--- start Supplied material ---
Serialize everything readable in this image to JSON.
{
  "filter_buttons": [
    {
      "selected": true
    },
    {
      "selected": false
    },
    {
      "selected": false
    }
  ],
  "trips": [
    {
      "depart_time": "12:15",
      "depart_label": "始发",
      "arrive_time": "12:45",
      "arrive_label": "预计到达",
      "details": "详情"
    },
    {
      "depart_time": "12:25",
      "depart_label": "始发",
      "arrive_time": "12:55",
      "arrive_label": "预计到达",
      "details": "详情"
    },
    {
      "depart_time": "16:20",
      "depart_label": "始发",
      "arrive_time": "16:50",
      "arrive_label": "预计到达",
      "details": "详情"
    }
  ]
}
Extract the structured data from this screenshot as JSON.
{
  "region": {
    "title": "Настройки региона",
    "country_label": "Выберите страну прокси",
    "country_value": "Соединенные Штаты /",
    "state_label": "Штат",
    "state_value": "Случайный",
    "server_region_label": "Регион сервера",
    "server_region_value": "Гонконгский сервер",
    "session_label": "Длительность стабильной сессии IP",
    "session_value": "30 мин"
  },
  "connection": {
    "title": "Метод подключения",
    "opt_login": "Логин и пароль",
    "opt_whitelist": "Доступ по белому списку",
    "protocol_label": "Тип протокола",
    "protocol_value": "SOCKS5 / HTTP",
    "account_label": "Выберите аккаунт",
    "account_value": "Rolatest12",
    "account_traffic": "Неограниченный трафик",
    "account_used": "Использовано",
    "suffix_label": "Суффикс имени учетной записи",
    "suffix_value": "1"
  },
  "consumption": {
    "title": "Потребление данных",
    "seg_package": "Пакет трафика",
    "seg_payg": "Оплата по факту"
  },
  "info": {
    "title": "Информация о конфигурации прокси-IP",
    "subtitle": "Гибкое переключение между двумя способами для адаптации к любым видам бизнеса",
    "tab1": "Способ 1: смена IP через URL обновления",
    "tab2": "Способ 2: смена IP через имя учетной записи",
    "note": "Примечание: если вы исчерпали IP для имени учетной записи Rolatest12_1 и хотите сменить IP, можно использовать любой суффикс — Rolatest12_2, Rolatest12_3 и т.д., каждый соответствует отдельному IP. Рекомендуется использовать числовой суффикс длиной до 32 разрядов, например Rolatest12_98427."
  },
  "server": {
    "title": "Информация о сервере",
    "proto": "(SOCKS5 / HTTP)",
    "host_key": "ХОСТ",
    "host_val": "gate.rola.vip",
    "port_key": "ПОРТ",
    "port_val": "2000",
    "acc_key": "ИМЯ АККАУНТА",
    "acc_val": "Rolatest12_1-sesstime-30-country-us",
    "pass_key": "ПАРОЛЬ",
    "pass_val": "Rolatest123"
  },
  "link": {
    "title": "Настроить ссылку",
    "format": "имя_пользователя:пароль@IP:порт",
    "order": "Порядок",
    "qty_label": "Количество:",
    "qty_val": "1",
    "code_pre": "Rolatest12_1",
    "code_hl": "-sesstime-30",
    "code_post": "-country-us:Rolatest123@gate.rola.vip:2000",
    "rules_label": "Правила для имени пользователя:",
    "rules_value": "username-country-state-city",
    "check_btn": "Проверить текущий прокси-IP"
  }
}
--- end Supplied material ---
Your task:
Pull out all lines containing the word "sesstime" from the entries above.

Solution for this problem:
    "acc_val": "Rolatest12_1-sesstime-30-country-us",
    "code_hl": "-sesstime-30",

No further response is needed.